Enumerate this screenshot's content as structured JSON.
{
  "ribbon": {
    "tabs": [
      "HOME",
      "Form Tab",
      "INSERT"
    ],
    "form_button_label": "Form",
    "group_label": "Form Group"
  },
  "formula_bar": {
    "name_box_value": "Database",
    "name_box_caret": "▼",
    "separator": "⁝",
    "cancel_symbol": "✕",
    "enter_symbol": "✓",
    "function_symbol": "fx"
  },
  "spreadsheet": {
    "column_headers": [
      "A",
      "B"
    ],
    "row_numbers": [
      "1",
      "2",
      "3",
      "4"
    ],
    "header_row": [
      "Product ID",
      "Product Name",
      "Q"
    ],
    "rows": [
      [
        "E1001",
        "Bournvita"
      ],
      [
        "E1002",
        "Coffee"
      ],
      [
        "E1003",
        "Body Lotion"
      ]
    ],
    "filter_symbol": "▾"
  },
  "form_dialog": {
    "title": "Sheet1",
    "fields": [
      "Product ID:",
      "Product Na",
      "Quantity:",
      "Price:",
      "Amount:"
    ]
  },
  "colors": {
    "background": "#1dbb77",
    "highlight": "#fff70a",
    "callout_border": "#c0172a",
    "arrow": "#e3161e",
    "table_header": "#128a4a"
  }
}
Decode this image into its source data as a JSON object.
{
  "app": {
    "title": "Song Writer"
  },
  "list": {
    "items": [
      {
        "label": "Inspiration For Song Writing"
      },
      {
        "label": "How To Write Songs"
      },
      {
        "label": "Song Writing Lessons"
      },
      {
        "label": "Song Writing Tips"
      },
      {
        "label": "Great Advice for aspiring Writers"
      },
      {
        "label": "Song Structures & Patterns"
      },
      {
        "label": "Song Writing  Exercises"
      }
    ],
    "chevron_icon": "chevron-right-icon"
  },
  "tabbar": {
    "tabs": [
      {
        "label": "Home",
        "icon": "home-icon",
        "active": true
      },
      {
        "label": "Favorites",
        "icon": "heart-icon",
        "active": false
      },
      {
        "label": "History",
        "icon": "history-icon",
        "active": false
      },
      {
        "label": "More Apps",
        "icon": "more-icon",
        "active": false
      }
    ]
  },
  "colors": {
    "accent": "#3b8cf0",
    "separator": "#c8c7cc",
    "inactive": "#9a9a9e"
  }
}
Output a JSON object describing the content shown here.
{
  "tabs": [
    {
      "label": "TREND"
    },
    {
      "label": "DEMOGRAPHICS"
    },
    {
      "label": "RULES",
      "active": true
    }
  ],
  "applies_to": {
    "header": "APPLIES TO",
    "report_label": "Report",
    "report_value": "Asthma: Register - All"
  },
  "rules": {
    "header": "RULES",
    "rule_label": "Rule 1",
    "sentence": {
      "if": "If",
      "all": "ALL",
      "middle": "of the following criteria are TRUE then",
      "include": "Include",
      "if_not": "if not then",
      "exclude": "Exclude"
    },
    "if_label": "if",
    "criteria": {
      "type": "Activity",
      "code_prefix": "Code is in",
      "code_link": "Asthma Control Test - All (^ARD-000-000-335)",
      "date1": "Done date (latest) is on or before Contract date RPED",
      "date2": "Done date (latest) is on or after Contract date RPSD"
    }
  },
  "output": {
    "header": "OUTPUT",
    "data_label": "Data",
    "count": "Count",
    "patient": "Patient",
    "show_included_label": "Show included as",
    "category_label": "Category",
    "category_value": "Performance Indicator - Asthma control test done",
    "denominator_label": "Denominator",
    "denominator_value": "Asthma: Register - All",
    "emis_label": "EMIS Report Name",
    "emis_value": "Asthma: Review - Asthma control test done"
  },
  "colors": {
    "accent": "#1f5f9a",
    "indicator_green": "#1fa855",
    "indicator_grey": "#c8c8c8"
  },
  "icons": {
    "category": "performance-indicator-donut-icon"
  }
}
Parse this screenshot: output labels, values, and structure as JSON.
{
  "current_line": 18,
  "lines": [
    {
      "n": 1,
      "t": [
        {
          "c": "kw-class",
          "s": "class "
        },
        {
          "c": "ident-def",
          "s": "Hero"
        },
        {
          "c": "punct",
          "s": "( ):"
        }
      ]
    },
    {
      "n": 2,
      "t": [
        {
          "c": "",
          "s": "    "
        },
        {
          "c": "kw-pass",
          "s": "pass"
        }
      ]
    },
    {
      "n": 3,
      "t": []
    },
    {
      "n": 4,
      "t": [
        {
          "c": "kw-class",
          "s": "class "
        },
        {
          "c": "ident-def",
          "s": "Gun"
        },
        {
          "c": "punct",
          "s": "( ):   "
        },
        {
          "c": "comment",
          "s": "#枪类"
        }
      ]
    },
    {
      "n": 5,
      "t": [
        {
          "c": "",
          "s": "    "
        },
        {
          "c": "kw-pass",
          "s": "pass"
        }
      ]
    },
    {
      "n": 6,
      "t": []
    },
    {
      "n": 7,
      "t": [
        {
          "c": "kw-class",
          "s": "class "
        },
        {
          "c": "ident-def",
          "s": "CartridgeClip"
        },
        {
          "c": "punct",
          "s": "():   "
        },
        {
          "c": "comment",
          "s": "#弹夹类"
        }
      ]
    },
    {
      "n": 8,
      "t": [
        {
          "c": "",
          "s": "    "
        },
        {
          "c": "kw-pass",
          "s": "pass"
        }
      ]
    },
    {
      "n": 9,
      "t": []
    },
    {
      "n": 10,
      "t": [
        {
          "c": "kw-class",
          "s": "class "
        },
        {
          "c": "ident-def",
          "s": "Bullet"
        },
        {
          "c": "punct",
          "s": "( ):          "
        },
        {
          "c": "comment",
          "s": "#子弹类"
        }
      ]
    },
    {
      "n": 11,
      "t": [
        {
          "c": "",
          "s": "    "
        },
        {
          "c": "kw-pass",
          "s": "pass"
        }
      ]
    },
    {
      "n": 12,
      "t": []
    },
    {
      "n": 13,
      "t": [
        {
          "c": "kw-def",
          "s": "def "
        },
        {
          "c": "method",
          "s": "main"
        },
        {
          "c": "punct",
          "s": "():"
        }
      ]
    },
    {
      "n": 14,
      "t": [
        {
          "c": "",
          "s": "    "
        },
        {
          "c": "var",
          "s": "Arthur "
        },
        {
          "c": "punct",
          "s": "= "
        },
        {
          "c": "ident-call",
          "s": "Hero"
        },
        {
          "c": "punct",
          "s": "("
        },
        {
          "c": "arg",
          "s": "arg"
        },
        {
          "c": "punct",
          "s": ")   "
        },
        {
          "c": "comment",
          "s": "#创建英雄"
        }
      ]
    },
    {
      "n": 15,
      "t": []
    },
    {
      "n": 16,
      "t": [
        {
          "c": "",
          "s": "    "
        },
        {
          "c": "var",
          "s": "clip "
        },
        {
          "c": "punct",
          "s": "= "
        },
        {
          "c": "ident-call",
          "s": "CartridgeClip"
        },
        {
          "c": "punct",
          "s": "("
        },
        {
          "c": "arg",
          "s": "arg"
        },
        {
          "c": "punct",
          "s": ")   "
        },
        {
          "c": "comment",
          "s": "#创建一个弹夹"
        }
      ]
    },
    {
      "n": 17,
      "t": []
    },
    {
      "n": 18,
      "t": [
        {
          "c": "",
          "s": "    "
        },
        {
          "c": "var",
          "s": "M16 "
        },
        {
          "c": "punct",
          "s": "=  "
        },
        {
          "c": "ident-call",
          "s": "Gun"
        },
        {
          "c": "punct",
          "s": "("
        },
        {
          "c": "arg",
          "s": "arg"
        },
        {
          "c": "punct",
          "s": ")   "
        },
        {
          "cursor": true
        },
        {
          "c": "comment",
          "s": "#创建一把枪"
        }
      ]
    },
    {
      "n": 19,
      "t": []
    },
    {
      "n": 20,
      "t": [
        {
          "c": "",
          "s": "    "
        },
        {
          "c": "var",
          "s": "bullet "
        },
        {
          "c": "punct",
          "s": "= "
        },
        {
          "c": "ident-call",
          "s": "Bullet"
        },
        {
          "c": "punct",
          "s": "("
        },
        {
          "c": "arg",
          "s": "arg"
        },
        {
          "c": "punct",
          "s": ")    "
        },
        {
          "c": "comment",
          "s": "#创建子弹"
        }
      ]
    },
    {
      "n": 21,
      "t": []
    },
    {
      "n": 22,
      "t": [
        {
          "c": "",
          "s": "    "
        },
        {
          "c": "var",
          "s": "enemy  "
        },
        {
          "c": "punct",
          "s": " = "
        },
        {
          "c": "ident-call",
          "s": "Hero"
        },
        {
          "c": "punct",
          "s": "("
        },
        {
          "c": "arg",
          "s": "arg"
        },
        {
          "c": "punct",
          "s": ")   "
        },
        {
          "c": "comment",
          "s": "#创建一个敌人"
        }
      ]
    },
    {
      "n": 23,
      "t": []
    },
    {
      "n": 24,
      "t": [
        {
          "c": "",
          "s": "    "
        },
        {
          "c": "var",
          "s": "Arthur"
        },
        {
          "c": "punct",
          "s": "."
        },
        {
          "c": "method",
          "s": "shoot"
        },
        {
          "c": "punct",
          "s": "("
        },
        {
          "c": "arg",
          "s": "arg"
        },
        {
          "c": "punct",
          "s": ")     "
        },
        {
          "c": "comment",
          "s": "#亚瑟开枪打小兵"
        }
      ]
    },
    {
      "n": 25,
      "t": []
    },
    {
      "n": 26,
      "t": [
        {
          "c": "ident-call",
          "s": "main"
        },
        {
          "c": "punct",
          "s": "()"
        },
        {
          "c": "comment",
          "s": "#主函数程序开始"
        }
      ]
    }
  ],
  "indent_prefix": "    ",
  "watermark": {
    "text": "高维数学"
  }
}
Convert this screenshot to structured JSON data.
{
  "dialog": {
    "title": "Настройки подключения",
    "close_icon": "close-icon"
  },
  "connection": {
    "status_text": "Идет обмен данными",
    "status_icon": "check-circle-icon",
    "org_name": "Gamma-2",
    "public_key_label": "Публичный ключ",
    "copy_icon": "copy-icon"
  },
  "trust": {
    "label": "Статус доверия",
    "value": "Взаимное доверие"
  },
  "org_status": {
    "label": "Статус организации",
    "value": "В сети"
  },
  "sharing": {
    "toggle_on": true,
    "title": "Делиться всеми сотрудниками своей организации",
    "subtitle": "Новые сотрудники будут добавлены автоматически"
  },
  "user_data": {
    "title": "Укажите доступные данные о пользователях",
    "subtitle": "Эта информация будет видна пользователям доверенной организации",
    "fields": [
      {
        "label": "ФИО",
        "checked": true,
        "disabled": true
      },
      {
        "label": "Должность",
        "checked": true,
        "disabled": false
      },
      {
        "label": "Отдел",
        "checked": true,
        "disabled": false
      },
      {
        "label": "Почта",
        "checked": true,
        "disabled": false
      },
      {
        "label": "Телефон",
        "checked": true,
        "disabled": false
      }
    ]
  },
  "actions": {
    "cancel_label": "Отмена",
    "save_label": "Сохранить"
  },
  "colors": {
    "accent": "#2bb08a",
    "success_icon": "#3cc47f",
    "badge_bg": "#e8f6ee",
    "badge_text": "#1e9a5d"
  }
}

==*==

* **What is needed**:
Find the word "организации" and list each line it appears in.

* **Correct output**:
    "label": "Статус организации",
    "title": "Делиться всеми сотрудниками своей организации",
    "subtitle": "Эта информация будет видна пользователям доверенной организации",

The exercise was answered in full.